__GIVEN REQUEST__. Select every line holding the word "xlabel" and copy it.

__INFORMATION SUPPLIED__.
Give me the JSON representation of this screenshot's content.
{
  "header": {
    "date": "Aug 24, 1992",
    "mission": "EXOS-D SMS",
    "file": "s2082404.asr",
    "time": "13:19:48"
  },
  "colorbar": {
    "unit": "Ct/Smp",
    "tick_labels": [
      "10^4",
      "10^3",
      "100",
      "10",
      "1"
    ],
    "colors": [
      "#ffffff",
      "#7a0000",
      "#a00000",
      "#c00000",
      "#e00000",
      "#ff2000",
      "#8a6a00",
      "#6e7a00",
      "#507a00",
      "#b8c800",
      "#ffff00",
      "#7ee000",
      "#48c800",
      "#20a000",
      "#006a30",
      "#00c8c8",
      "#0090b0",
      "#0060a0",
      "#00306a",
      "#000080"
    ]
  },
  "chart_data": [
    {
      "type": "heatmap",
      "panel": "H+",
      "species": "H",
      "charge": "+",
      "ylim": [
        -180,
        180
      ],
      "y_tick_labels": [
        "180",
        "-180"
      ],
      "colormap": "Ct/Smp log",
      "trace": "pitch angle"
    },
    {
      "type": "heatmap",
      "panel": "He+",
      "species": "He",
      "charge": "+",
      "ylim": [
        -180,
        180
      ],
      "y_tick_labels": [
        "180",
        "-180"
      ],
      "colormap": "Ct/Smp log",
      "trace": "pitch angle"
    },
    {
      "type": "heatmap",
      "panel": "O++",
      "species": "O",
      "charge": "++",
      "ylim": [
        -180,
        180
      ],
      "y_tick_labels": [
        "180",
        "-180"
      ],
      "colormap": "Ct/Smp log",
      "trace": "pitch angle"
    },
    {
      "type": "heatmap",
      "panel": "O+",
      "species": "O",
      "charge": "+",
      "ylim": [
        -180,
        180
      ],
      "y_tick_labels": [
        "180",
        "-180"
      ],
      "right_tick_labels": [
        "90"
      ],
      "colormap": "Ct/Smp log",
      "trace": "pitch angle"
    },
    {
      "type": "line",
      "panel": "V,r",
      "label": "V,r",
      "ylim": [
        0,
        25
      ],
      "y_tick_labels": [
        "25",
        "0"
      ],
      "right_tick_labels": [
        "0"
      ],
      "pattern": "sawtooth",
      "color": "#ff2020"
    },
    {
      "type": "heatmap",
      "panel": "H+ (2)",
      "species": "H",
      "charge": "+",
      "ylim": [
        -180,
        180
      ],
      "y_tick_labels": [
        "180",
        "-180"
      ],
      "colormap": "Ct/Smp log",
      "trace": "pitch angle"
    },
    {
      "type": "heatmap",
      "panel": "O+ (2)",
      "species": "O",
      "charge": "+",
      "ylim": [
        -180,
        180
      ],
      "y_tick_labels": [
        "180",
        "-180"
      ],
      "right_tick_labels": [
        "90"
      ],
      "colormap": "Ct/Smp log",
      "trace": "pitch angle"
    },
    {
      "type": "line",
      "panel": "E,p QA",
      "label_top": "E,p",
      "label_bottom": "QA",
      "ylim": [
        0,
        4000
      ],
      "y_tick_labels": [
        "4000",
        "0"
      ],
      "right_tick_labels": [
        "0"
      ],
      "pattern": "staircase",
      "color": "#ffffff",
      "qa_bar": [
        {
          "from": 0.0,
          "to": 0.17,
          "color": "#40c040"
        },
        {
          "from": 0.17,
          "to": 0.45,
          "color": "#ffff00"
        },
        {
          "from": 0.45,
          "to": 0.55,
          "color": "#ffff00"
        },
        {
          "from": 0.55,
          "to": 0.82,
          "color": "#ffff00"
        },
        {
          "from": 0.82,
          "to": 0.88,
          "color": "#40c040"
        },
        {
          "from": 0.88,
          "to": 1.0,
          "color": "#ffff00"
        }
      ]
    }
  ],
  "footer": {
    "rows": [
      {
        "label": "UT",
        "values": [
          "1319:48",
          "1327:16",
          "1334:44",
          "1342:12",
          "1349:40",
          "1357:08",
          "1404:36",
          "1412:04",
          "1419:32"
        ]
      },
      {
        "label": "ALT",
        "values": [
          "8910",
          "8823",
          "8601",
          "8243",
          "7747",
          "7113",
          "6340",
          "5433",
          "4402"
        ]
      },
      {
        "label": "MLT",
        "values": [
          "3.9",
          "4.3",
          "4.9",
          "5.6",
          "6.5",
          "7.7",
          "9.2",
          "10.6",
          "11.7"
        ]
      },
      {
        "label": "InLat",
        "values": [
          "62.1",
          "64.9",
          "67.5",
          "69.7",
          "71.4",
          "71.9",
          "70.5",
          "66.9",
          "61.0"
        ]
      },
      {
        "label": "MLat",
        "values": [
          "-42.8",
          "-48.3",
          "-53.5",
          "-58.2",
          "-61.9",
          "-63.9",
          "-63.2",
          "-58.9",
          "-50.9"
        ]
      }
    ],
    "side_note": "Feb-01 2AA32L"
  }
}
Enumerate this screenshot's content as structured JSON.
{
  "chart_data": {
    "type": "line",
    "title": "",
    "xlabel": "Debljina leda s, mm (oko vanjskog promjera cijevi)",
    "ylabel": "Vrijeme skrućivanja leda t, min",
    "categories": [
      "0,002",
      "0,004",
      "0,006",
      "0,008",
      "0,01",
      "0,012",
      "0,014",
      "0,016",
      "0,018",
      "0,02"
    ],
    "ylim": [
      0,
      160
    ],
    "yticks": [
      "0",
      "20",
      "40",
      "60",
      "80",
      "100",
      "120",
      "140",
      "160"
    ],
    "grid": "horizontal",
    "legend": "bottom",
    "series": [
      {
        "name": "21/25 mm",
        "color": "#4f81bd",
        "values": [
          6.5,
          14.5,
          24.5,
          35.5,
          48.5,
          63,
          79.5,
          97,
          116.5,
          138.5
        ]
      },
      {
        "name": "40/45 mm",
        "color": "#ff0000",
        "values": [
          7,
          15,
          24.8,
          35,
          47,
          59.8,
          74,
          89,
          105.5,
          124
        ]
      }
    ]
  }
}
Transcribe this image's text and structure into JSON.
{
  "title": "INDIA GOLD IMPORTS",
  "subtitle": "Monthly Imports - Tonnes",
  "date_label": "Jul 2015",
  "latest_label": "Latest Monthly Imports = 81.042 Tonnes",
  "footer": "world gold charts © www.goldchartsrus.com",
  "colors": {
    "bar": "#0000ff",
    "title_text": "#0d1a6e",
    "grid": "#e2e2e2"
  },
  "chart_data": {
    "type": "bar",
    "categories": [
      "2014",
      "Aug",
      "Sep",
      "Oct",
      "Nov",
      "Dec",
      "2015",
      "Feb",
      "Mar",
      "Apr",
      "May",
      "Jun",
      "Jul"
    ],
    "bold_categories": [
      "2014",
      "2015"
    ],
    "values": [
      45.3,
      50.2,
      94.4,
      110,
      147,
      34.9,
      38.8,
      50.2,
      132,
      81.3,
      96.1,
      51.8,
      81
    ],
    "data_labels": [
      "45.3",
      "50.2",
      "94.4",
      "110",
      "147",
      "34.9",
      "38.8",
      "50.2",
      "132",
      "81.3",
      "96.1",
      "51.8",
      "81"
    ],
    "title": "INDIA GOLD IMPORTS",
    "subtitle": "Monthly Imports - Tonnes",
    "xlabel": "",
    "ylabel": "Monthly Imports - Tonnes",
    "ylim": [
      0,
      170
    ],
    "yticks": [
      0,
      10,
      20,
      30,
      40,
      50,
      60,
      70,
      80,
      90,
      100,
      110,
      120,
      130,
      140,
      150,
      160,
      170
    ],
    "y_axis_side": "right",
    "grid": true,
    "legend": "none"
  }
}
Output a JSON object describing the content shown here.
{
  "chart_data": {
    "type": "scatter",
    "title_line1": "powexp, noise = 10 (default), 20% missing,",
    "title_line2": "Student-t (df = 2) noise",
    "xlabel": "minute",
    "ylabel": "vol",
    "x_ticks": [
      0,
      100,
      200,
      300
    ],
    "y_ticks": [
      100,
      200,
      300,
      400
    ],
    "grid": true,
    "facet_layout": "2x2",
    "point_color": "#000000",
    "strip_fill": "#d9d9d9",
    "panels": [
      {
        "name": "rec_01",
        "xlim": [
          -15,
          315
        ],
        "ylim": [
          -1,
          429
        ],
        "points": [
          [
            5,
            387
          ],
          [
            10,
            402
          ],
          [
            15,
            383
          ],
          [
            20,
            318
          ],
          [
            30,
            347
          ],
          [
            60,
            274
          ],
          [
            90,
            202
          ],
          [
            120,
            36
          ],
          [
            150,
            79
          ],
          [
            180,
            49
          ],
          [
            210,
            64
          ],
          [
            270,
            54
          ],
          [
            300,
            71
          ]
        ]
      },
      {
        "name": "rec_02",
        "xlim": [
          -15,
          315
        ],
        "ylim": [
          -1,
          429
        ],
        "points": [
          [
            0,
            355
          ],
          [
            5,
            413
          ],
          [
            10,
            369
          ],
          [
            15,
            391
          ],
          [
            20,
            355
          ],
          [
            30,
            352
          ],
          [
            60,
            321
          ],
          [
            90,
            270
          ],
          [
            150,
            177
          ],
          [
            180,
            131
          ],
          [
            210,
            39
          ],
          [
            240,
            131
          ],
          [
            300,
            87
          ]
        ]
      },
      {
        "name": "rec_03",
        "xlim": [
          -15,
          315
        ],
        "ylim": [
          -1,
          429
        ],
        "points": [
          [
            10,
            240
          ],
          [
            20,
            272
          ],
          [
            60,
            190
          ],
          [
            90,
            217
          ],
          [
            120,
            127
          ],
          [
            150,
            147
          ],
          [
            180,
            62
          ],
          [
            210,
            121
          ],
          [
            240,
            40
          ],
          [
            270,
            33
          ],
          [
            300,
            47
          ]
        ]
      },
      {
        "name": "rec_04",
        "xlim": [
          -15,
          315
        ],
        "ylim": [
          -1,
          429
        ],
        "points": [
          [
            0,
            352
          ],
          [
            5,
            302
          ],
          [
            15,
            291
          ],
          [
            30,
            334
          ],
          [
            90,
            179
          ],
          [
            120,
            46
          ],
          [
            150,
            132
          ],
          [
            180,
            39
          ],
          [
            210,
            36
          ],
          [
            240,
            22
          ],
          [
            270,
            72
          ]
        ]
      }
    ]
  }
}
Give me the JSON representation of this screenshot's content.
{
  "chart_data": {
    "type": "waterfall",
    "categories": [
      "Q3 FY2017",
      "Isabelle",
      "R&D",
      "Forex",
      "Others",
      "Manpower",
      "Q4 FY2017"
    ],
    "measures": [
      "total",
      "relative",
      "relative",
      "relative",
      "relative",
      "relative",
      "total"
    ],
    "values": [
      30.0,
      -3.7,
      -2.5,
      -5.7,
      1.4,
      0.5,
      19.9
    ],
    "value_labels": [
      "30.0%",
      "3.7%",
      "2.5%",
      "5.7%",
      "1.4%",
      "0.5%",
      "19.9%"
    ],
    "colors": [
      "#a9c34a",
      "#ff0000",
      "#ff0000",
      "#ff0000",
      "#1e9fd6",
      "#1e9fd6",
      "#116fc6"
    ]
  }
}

__ANSWER BELOW__.
    "xlabel": "Debljina leda s, mm (oko vanjskog promjera cijevi)",
    "xlabel": "",
    "xlabel": "minute",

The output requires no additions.